- _PROBLEM TO SOLVE_
Copy out every line in the entries below that includes "June".

################

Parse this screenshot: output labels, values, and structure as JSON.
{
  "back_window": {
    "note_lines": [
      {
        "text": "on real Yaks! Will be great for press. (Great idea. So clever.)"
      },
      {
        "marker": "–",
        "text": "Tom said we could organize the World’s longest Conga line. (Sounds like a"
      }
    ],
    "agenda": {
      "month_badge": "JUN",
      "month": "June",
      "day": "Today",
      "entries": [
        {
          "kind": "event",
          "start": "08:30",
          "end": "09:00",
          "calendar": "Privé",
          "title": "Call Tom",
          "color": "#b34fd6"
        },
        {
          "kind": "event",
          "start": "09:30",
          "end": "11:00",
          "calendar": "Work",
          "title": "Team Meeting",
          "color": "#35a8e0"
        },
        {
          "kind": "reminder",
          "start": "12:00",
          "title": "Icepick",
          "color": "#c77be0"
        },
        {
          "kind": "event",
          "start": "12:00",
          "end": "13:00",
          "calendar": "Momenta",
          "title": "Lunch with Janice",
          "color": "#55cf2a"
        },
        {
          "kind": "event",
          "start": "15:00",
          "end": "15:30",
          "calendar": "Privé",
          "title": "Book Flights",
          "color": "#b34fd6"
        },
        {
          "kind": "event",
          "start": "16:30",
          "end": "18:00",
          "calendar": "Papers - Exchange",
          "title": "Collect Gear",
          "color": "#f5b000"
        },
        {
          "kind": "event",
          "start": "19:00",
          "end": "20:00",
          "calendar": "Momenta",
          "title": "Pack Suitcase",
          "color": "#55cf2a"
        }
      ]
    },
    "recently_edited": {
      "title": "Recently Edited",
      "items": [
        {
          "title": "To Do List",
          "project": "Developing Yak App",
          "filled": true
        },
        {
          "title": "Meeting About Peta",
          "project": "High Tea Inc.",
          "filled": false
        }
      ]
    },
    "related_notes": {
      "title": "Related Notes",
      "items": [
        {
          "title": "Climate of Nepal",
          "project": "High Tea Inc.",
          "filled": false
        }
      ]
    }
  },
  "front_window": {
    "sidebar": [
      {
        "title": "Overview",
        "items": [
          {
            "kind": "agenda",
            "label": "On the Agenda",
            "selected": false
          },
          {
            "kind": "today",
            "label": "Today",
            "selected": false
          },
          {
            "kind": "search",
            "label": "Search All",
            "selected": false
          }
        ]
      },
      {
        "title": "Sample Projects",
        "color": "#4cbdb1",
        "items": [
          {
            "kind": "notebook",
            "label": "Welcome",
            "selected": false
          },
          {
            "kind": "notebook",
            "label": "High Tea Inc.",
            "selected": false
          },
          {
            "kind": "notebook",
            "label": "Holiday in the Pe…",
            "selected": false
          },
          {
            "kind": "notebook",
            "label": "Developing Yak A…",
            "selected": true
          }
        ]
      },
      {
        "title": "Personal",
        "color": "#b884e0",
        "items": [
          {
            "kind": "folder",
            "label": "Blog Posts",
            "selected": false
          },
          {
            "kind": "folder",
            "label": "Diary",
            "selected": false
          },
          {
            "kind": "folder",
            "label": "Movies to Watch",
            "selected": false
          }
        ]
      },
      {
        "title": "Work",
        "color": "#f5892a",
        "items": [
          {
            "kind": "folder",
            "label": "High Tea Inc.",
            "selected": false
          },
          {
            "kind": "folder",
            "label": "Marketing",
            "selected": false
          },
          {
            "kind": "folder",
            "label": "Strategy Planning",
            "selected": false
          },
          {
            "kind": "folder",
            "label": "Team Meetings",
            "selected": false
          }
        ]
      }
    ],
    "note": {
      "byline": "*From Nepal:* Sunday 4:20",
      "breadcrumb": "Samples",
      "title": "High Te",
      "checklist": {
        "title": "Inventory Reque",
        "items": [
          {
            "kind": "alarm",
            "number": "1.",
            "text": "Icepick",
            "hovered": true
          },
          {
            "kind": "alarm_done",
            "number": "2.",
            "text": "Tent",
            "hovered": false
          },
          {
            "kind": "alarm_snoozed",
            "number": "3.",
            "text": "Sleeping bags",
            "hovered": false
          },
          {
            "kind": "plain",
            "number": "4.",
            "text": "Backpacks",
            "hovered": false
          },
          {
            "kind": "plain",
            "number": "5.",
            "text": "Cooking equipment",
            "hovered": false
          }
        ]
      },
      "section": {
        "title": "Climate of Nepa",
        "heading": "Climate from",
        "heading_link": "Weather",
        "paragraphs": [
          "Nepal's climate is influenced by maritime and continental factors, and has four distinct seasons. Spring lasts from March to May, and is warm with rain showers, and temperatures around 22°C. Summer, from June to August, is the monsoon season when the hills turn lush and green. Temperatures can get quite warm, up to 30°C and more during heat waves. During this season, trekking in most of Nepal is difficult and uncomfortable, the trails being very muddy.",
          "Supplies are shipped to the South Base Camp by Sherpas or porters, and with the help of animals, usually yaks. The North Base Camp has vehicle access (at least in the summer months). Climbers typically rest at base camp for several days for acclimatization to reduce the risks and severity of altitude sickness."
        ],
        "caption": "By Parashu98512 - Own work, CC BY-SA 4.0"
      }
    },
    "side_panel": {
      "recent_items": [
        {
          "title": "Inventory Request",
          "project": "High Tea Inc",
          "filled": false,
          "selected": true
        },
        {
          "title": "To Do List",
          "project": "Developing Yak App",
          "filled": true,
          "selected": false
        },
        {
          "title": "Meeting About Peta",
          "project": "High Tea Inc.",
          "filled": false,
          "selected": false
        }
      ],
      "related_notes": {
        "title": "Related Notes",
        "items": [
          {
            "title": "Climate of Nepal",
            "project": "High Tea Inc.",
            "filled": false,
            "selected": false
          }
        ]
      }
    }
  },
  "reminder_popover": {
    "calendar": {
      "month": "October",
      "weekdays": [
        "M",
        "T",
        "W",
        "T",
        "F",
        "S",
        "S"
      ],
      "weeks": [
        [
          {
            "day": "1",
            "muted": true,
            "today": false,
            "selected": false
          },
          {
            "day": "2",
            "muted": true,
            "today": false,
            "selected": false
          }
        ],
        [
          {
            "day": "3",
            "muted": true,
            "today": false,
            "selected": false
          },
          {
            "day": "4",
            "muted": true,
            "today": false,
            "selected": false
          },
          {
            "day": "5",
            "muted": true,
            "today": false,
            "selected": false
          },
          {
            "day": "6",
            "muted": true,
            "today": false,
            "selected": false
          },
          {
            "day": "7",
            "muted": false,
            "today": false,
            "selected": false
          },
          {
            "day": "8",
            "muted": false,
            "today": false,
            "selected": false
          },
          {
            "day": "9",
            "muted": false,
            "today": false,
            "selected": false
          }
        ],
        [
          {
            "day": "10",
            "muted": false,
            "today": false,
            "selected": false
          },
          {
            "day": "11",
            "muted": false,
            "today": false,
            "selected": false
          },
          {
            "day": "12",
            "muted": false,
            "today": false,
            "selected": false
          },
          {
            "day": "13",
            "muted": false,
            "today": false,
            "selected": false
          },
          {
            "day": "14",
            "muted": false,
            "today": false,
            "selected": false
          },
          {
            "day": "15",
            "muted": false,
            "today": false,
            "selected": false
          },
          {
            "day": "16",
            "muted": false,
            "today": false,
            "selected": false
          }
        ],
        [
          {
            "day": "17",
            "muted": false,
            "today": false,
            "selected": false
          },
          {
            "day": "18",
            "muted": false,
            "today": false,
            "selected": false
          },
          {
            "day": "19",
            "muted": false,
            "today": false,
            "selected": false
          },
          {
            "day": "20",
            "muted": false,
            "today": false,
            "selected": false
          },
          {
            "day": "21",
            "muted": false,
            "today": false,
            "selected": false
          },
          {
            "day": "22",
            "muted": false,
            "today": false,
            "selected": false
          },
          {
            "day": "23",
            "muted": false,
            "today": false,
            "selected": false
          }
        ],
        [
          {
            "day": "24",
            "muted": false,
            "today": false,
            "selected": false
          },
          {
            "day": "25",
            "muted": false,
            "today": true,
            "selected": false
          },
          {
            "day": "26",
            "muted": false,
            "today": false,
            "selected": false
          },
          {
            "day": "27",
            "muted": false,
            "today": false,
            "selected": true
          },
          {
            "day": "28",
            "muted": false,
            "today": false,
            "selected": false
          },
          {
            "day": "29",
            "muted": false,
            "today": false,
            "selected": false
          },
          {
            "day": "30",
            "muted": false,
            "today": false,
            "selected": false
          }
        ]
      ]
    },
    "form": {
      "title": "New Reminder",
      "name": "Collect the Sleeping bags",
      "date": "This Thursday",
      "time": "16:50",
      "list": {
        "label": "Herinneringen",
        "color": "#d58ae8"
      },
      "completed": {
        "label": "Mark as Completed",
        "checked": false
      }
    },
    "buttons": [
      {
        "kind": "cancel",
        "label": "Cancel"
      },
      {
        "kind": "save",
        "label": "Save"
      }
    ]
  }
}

################

- _RESPONSE TO THIS EXERCISE_
      "month": "June",
          "Nepal's climate is influenced by maritime and continental factors, and has four distinct seasons. Spring lasts from March to May, and is warm with rain showers, and temperatures around 22°C. Summer, from June to August, is the monsoon season when the hills turn lush and green. Temperatures can get quite warm, up to 30°C and more during heat waves. During this season, trekking in most of Nepal is difficult and uncomfortable, the trails being very muddy.",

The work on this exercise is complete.